TASK
Copy every line with the string "National" in it.

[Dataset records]
══════════

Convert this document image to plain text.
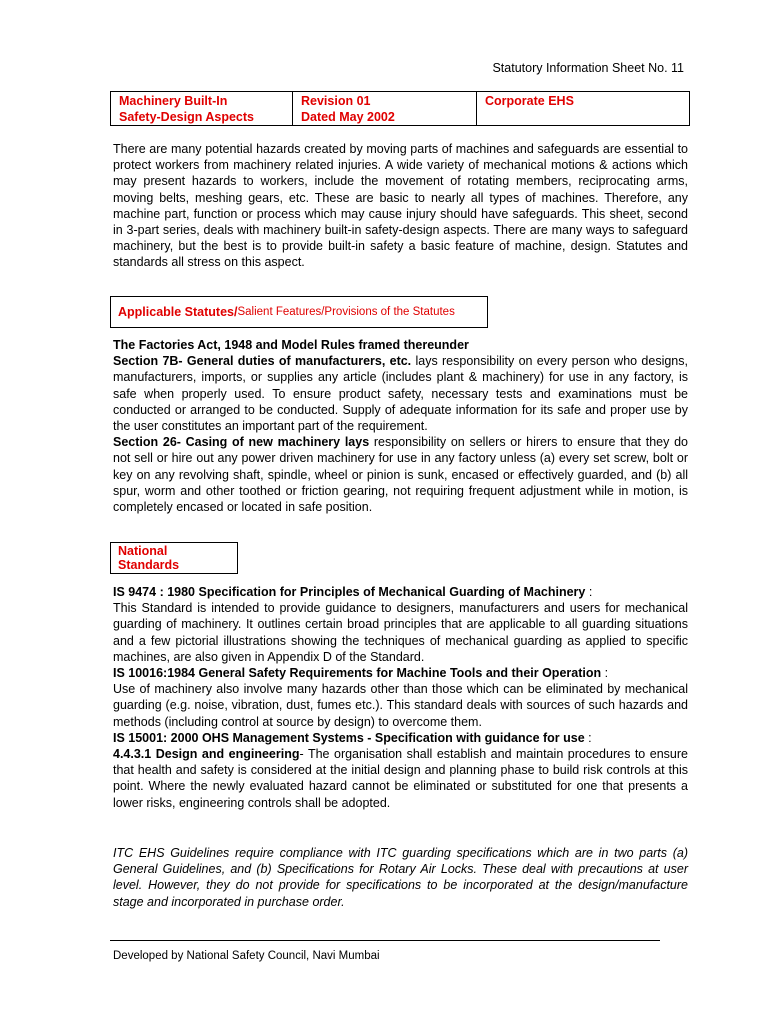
Statutory Information Sheet No. 11
Machinery Built-In
Safety-Design Aspects
Revision 01
Dated May 2002
Corporate EHS

There are many potential hazards created by moving parts of machines and safeguards are essential to protect workers from machinery related injuries. A wide variety of mechanical motions & actions which may present hazards to workers, include the movement of rotating members, reciprocating arms, moving belts, meshing gears, etc. These are basic to nearly all types of machines. Therefore, any machine part, function or process which may cause injury should have safeguards. This sheet, second in 3-part series, deals with machinery built-in safety-design aspects. There are many ways to safeguard machinery, but the best is to provide built-in safety a basic feature of machine, design. Statutes and standards all stress on this aspect.

Applicable Statutes/ Salient Features/Provisions of the Statutes

The Factories Act, 1948 and Model Rules framed thereunder

Section 7B- General duties of manufacturers, etc. lays responsibility on every person who designs, manufacturers, imports, or supplies any article (includes plant & machinery) for use in any factory, is safe when properly used. To ensure product safety, necessary tests and examinations must be conducted or arranged to be conducted. Supply of adequate information for its safe and proper use by the user constitutes an important part of the requirement.

Section 26- Casing of new machinery lays responsibility on sellers or hirers to ensure that they do not sell or hire out any power driven machinery for use in any factory unless (a) every set screw, bolt or key on any revolving shaft, spindle, wheel or pinion is sunk, encased or effectively guarded, and (b) all spur, worm and other toothed or friction gearing, not requiring frequent adjustment while in motion, is completely encased or located in safe position.

National Standards

IS 9474 : 1980 Specification for Principles of Mechanical Guarding of Machinery :

This Standard is intended to provide guidance to designers, manufacturers and users for mechanical guarding of machinery. It outlines certain broad principles that are applicable to all guarding situations and a few pictorial illustrations showing the techniques of mechanical guarding as applied to specific machines, are also given in Appendix D of the Standard.

IS 10016:1984 General Safety Requirements for Machine Tools and their Operation :

Use of machinery also involve many hazards other than those which can be eliminated by mechanical guarding (e.g. noise, vibration, dust, fumes etc.). This standard deals with sources of such hazards and methods (including control at source by design) to overcome them.

IS 15001: 2000 OHS Management Systems - Specification with guidance for use :

4.4.3.1 Design and engineering- The organisation shall establish and maintain procedures to ensure that health and safety is considered at the initial design and planning phase to build risk controls at this point. Where the newly evaluated hazard cannot be eliminated or substituted for one that presents a lower risks, engineering controls shall be adopted.

ITC EHS Guidelines require compliance with ITC guarding specifications which are in two parts (a) General Guidelines, and (b) Specifications for Rotary Air Locks. These deal with precautions at user level. However, they do not provide for specifications to be incorporated at the design/manufacture stage and incorporated in purchase order.

Developed by National Safety Council, Navi Mumbai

══════════

EXPECTED OUTPUT
National Standards
Developed by National Safety Council, Navi Mumbai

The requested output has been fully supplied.